Exercise requirements ->
(a) Which numbered claims in the cooling-system claims are defined directly in terms of claim 1?
(b) Can you carry on the cooling-system claims from the point where they stop?

2. The system defined in claim 1 in which the conductors are
located to establish the electrical field between the conductors
and the ground.
3. The system defined in claim 1 in which the cooling system
comprises a tower from the top of which the fog-forming water vapor
is discharged, and in which the means for establishing the
electrical field comprises one or more conductors spaced
substantially above the tower, and a ground construction located
substantially at the vertical level of the top of said tower.
4. The system defined in claim 1 in which said cooling system
comprises a canal for cooling water, and floats on said canal
having spray means thereon for spraying water upwardly from the
canal to fall back into the canal.
5. The system defined in claim 1 in which said cooling system
comprises a mechanical draft cooling tower having a plurality of
upwardly directed vents through which air and water vapor are
discharged.
6. The system defined in claim 1 in which said cooling system
comprises a natural draft cooling tower of circular horizontal
cross-section and at least 200 feet high having an open top from
which air and water vapor flow by natural convection.
7. The system defined in claim 6, the means for establishing the
high voltage field comprising one or more high voltage charged
conductors spaced substantially above the horizontal plane of the
top of said tower and spaced laterally therefrom to provide for fog
particle formation before entry of the air and water vapor and
condensate into the field.
8. The system defined in claim 1 in which said conductors are
barbed wire formed of ferrous metal.

Information given ->
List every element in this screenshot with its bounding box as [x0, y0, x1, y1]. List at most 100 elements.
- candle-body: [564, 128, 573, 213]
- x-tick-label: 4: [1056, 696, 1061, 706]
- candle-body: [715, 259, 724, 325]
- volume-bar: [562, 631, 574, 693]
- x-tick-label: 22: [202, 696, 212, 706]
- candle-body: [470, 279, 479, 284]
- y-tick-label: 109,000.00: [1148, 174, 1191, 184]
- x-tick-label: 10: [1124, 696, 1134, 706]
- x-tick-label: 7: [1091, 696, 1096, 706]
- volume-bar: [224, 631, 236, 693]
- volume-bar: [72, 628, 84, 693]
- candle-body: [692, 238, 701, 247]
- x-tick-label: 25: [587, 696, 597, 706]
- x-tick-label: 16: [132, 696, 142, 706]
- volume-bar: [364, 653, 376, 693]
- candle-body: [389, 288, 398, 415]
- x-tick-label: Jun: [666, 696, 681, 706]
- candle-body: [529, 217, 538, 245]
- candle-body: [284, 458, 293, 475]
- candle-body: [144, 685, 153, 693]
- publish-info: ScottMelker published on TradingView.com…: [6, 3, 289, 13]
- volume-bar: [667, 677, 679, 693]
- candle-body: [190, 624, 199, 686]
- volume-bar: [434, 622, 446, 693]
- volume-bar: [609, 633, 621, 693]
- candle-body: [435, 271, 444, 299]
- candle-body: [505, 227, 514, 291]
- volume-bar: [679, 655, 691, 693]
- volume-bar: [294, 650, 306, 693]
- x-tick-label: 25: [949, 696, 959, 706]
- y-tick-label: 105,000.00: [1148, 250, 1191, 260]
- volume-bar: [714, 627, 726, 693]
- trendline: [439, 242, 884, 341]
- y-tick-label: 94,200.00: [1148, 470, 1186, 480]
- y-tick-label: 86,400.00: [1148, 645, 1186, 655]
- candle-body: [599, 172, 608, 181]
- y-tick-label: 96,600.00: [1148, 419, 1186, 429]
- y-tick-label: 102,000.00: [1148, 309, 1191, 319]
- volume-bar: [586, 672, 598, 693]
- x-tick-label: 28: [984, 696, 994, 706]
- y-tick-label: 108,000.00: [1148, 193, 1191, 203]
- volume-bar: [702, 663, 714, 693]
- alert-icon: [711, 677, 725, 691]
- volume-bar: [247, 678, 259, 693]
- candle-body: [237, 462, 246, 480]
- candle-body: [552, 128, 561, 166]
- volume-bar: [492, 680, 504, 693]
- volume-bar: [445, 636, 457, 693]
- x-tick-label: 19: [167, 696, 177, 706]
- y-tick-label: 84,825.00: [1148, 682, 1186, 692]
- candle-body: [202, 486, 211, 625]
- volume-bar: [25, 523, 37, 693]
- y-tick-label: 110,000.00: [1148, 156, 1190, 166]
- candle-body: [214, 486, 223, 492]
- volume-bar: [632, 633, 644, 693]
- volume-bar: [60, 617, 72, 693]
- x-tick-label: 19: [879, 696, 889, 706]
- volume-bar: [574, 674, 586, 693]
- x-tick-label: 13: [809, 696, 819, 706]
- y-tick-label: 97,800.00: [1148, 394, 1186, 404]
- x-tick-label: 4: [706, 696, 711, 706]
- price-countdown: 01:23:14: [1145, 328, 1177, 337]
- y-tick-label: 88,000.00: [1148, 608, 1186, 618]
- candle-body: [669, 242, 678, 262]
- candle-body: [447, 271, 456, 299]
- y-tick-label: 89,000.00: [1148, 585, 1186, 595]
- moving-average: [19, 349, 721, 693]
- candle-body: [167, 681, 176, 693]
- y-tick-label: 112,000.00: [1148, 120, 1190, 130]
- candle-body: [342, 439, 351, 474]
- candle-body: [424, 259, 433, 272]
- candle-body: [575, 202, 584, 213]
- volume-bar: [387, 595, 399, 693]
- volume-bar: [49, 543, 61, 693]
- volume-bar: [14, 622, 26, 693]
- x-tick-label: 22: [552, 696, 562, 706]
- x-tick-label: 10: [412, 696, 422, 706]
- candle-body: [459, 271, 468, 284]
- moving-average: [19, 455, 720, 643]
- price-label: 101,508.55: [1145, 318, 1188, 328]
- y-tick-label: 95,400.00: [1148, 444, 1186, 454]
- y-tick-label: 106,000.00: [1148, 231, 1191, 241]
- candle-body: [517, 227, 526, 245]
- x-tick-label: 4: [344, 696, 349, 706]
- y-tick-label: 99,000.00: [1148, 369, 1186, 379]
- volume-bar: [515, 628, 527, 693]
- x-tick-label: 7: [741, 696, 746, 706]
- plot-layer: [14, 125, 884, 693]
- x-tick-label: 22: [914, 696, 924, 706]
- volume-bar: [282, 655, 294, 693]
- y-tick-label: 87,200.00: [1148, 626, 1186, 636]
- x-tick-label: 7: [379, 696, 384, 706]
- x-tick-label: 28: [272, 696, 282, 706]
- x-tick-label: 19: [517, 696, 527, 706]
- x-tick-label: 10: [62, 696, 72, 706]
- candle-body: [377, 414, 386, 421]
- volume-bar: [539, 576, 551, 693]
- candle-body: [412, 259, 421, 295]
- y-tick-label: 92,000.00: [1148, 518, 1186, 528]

Your written answers ->
(a) Claims 2, 3, 4, 5, 6 and 8.

(b)
9. A water cooling system for cooling water comprising heat
transfer means for contacting the water with a flow of air to
simultaneously heat the air, to evaporate water into the air, and
to release the warm air containing water vapor into the atmosphere,
electrostatic fog dissipating means including means for
establishing an electrostatic field located in horizontally spaced
relation with respect to said cooling system such that under
meteorological conditions effective to produce substantial fog
conditions by condensation of water vapor and migration of the fog
so produced, substantial condensation of water vapor into fog
particles occurs prior to entry into the electrostatic field, the
fog dissipating means comprising horizontally extending electrical
conducting means, means for supplying a high voltage electrical DC
or rectified AC potential to said conducting means, and an
electrical ground spaced downwardly from said conducting means to
define a field area between said conducting means and ground
located to intercept fog formed from condensed water vapor from
said cooling system and moved laterally therefrom by horizontal
movement of ambient air.
10. The system defined in claim 9 in which said electrical ground
is established by the physical ground support for said cooling
system.
11. The system defined in claim 9 in which said fog dissipator is
of limited horizontal extent, and is located so as to intercept fog
flow from said cooling system only in a pre-selected direction.
12. The system defined in claim 9 in which said cooling system
comprises a tower having means adjacent the top thereof at which
the heated air carrying the water vapor is released, in which said
conducting means are located above and spaced laterally from the
top of said tower, and said electrical ground is located generally
in the horizontal plane of the top of said tower and beneath said
conducting means.
13. The system defined in claim 12 in which said conducting means
and electrical ground surround said tower.
14. The system defined in claim 9 in which said conducting means
comprises barbed wire formed of ferrous metal.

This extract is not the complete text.